__Requirements__
Records follow. Copy every line with "декабрь".

>> START

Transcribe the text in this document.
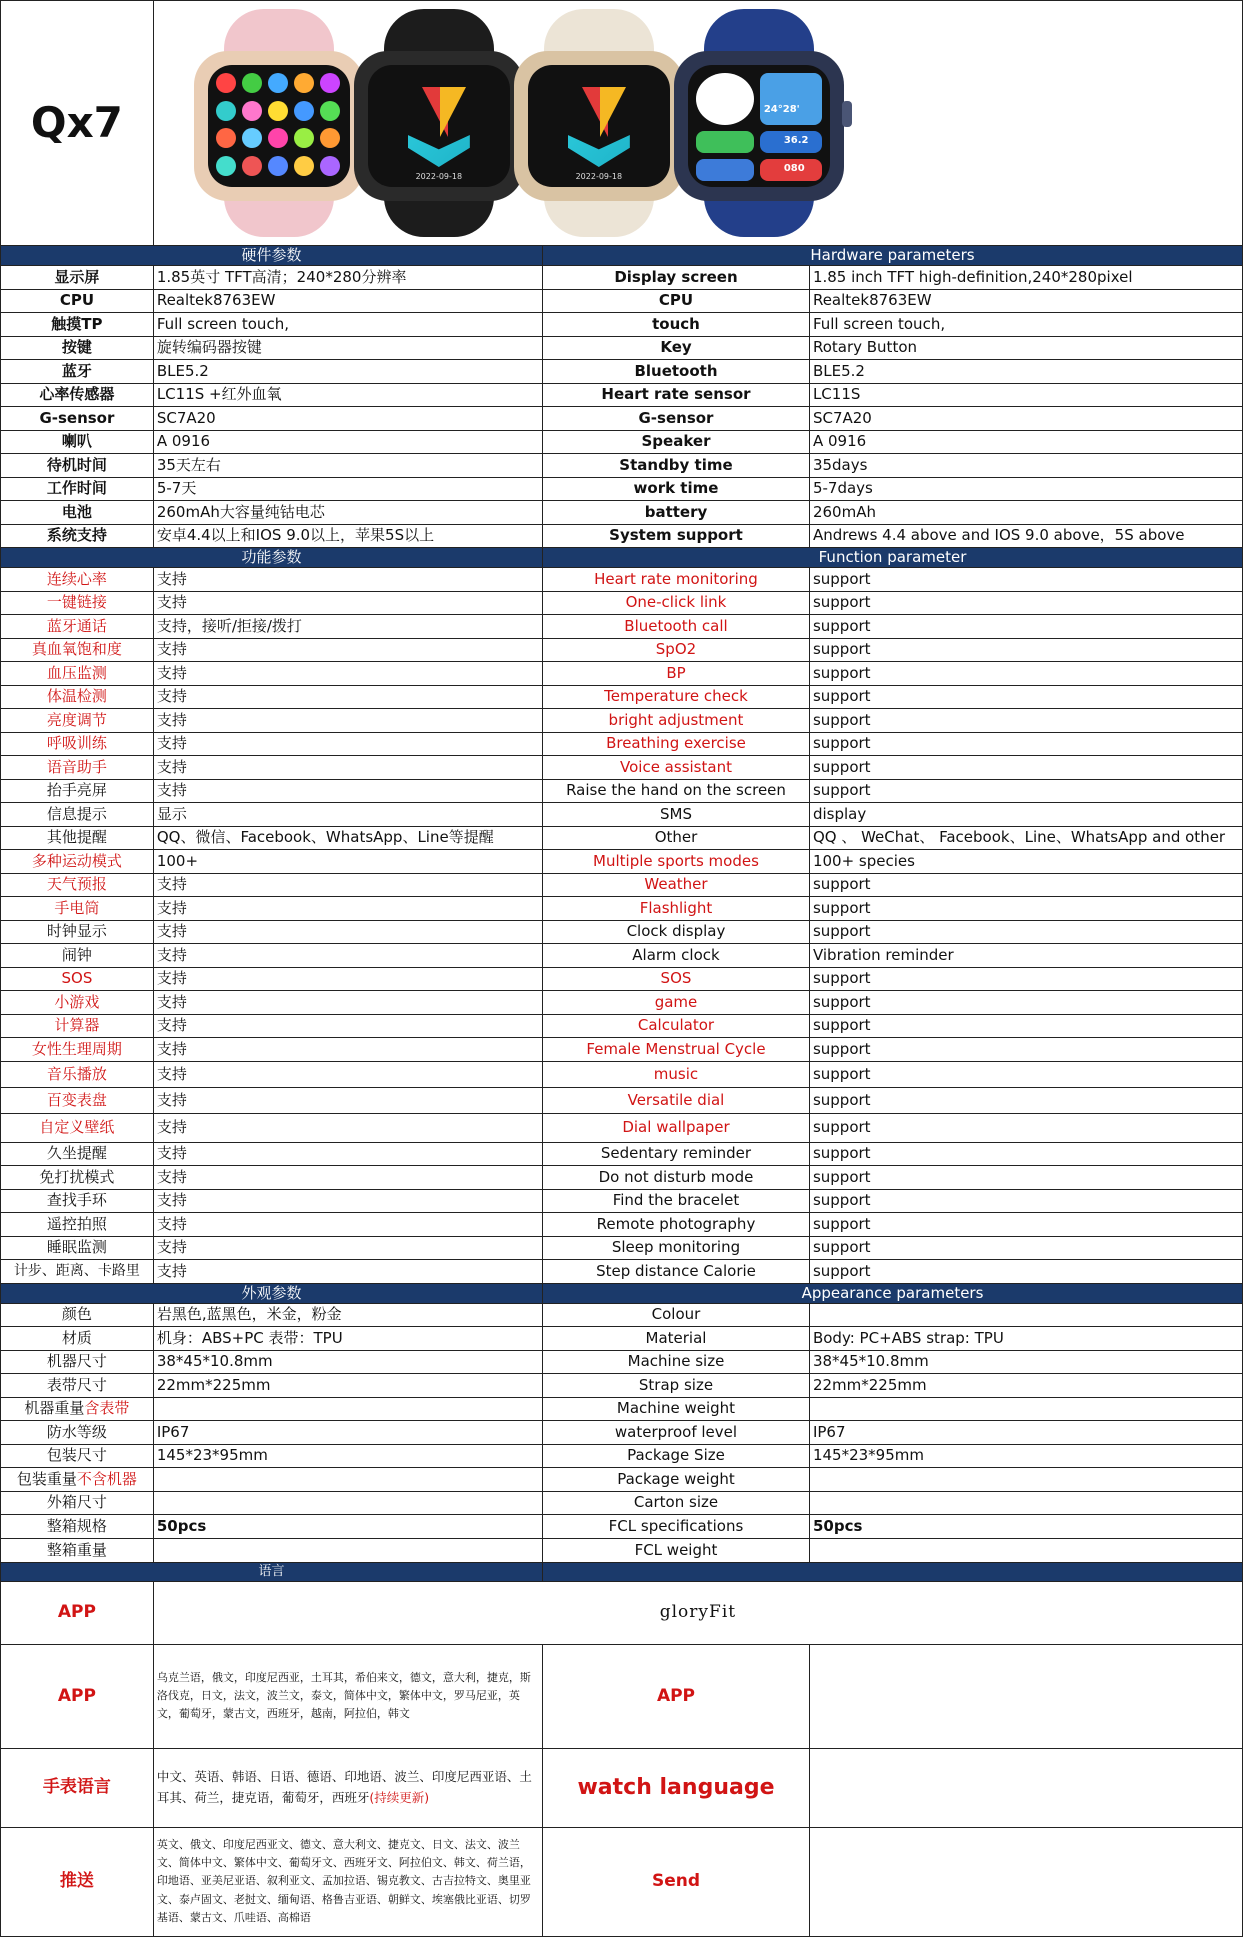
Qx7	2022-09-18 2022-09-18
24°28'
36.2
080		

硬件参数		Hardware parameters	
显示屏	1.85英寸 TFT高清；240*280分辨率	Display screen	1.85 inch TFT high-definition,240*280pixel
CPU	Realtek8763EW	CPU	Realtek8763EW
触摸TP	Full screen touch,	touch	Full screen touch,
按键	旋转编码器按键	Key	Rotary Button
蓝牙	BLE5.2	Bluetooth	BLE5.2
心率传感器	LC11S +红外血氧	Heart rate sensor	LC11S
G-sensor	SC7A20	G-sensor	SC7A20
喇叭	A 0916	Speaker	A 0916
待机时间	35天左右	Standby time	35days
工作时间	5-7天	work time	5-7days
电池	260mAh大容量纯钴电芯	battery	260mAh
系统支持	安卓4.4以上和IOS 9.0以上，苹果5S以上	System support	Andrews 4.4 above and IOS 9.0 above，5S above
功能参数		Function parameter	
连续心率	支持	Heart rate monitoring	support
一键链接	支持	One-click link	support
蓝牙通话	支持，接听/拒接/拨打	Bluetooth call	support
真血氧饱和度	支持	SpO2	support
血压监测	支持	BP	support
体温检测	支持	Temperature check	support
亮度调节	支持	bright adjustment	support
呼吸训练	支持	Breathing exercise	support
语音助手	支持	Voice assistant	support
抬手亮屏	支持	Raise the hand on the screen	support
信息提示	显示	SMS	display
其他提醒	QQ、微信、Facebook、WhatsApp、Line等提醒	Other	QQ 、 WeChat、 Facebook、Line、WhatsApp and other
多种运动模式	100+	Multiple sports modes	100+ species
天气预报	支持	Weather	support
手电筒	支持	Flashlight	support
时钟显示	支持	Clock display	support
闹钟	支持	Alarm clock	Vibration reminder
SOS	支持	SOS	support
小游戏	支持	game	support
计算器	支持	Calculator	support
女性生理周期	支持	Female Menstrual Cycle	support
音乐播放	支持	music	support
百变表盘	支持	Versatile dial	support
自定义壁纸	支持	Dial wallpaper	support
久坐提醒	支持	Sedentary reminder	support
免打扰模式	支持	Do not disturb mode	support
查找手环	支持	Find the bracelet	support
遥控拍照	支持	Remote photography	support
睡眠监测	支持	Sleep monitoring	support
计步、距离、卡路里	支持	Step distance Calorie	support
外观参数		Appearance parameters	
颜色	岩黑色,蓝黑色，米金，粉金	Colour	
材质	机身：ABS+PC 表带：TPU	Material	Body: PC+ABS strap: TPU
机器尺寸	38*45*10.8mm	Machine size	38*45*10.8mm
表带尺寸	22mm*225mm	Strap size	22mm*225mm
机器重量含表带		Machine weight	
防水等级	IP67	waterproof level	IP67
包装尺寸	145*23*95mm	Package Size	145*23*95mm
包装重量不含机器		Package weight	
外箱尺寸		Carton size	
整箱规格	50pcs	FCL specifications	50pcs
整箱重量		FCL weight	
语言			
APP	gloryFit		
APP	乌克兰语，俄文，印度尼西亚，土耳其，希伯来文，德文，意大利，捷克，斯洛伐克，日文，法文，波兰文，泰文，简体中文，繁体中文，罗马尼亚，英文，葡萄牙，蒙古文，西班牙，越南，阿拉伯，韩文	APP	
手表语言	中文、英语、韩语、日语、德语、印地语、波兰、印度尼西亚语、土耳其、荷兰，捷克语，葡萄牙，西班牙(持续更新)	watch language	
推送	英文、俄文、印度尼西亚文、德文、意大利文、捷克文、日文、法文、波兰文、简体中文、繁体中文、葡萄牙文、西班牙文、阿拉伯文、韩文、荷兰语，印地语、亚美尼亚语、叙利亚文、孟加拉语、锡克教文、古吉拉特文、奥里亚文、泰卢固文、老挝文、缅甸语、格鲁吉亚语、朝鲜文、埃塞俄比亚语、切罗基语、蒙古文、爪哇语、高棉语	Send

>> END
>> START

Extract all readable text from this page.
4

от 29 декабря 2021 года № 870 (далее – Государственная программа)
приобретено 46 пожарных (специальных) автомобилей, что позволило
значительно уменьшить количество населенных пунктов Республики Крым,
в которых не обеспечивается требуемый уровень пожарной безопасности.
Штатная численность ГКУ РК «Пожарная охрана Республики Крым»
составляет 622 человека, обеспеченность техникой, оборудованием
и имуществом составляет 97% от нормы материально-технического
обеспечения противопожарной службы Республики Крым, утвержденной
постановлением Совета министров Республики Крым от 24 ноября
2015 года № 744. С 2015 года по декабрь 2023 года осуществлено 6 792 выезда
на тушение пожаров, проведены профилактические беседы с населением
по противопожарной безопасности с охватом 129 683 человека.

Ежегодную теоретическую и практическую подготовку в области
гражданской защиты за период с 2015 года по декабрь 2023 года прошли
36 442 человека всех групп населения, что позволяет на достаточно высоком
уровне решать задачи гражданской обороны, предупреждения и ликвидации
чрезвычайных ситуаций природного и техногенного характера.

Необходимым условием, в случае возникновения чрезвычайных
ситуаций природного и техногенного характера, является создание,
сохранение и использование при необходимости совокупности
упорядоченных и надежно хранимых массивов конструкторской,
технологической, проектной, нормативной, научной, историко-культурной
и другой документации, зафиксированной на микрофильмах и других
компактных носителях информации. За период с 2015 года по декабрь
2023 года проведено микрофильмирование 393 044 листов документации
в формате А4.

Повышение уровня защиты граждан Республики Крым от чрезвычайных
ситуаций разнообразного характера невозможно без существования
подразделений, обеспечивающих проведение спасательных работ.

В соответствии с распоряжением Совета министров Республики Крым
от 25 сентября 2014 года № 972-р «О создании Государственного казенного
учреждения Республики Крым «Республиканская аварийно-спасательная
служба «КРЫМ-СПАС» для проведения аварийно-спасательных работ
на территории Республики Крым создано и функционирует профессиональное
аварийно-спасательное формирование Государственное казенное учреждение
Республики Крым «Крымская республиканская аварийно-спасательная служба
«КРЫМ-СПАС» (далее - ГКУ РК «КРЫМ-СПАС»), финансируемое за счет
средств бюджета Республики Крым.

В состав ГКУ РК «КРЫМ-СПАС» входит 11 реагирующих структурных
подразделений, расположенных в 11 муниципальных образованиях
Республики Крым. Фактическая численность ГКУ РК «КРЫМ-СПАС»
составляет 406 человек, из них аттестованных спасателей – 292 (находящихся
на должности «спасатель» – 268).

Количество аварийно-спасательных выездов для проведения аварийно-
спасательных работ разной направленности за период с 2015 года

>> END

__Exercise output__
2015 года № 744. С 2015 года по декабрь 2023 года осуществлено 6 792 выезда
гражданской защиты за период с 2015 года по декабрь 2023 года прошли
компактных носителях информации. За период с 2015 года по декабрь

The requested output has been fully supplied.